--- What is required ---
Give all of the lines again, with nothing added or dropped.

--- Collected data entries ---
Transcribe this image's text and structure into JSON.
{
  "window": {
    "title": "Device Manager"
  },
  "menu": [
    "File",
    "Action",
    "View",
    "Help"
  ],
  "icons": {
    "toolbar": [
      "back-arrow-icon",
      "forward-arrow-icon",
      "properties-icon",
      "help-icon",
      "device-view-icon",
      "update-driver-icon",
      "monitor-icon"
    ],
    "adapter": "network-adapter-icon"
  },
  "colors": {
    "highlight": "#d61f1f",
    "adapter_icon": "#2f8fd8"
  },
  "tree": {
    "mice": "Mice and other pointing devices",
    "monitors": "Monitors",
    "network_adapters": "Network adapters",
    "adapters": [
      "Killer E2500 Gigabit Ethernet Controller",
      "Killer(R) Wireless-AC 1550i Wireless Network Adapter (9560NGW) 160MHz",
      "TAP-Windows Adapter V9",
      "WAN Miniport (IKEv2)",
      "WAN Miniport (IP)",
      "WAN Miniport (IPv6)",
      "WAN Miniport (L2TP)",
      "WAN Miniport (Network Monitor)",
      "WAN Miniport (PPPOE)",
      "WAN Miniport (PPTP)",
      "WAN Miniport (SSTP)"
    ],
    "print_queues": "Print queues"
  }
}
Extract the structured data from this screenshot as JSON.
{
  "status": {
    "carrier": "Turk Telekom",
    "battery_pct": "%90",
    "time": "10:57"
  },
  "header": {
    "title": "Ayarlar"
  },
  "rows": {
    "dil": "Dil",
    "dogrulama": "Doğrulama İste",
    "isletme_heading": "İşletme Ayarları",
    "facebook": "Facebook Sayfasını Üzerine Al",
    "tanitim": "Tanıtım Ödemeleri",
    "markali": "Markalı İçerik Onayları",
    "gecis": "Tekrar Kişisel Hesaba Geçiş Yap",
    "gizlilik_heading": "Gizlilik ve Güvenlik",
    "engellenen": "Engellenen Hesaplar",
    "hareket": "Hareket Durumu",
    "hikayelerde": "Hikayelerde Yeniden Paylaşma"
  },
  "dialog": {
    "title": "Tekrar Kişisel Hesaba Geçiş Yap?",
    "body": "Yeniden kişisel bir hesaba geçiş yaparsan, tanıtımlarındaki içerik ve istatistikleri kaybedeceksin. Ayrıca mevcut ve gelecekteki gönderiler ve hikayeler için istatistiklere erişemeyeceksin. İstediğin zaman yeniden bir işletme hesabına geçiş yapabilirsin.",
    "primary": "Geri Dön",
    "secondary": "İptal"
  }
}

--- Written solution ---
Transcribe this image's text and structure into JSON.
{
  "window": {
    "title": "Device Manager"
  },
  "menu": [
    "File",
    "Action",
    "View",
    "Help"
  ],
  "icons": {
    "toolbar": [
      "back-arrow-icon",
      "forward-arrow-icon",
      "properties-icon",
      "help-icon",
      "device-view-icon",
      "update-driver-icon",
      "monitor-icon"
    ],
    "adapter": "network-adapter-icon"
  },
  "colors": {
    "highlight": "#d61f1f",
    "adapter_icon": "#2f8fd8"
  },
  "tree": {
    "mice": "Mice and other pointing devices",
    "monitors": "Monitors",
    "network_adapters": "Network adapters",
    "adapters": [
      "Killer E2500 Gigabit Ethernet Controller",
      "Killer(R) Wireless-AC 1550i Wireless Network Adapter (9560NGW) 160MHz",
      "TAP-Windows Adapter V9",
      "WAN Miniport (IKEv2)",
      "WAN Miniport (IP)",
      "WAN Miniport (IPv6)",
      "WAN Miniport (L2TP)",
      "WAN Miniport (Network Monitor)",
      "WAN Miniport (PPPOE)",
      "WAN Miniport (PPTP)",
      "WAN Miniport (SSTP)"
    ],
    "print_queues": "Print queues"
  }
}
Extract the structured data from this screenshot as JSON.
{
  "status": {
    "carrier": "Turk Telekom",
    "battery_pct": "%90",
    "time": "10:57"
  },
  "header": {
    "title": "Ayarlar"
  },
  "rows": {
    "dil": "Dil",
    "dogrulama": "Doğrulama İste",
    "isletme_heading": "İşletme Ayarları",
    "facebook": "Facebook Sayfasını Üzerine Al",
    "tanitim": "Tanıtım Ödemeleri",
    "markali": "Markalı İçerik Onayları",
    "gecis": "Tekrar Kişisel Hesaba Geçiş Yap",
    "gizlilik_heading": "Gizlilik ve Güvenlik",
    "engellenen": "Engellenen Hesaplar",
    "hareket": "Hareket Durumu",
    "hikayelerde": "Hikayelerde Yeniden Paylaşma"
  },
  "dialog": {
    "title": "Tekrar Kişisel Hesaba Geçiş Yap?",
    "body": "Yeniden kişisel bir hesaba geçiş yaparsan, tanıtımlarındaki içerik ve istatistikleri kaybedeceksin. Ayrıca mevcut ve gelecekteki gönderiler ve hikayeler için istatistiklere erişemeyeceksin. İstediğin zaman yeniden bir işletme hesabına geçiş yapabilirsin.",
    "primary": "Geri Dön",
    "secondary": "İptal"
  }
}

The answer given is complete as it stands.